■ Exercise brief:
How many lines of the records hold the string "years"? Reply with the number alone.

■ Exercise materials:
+ + + +
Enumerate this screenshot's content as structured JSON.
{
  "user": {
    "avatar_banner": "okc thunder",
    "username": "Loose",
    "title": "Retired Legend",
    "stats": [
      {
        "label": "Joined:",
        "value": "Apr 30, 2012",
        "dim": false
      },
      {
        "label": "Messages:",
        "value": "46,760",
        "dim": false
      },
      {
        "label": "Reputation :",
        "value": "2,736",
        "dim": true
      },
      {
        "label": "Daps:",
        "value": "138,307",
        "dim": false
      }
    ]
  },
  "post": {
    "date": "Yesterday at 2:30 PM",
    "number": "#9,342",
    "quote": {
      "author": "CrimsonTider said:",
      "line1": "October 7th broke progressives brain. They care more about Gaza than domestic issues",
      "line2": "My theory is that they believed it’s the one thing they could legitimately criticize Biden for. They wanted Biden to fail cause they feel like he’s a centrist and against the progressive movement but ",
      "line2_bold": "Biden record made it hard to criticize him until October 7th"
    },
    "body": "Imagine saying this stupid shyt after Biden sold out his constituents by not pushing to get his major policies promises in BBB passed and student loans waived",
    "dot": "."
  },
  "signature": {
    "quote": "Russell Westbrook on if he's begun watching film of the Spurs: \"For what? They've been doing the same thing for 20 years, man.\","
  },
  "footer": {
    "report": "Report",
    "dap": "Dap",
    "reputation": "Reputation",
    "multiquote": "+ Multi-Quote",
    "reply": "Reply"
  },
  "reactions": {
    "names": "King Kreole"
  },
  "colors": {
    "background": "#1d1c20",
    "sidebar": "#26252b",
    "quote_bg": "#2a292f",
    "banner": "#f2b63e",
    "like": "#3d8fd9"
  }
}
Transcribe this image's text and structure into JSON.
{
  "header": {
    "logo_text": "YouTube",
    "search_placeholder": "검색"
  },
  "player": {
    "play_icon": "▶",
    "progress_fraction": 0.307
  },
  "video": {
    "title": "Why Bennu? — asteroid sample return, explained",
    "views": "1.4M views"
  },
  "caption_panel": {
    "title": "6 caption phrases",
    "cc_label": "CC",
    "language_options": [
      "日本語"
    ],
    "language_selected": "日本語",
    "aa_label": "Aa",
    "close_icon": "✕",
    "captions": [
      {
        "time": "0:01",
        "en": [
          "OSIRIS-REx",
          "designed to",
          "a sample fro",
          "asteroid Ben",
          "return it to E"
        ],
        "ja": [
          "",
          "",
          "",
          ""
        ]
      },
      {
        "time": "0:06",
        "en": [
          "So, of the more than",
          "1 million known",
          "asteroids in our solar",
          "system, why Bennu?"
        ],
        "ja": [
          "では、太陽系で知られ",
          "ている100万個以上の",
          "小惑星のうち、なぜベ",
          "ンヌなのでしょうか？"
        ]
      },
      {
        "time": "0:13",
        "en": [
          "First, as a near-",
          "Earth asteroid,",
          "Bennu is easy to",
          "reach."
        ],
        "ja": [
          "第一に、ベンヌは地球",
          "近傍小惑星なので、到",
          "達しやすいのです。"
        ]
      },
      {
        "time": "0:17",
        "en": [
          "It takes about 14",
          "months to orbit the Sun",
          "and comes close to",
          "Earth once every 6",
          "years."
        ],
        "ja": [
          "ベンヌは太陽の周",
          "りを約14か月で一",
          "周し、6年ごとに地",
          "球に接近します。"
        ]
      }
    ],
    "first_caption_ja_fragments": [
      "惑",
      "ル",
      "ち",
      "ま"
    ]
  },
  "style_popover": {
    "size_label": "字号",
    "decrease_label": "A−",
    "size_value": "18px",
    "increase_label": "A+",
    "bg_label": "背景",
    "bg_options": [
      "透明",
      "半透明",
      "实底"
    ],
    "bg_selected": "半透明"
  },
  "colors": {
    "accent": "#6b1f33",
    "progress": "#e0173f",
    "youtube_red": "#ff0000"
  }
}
+ + + +
■ Result of the exercise:
2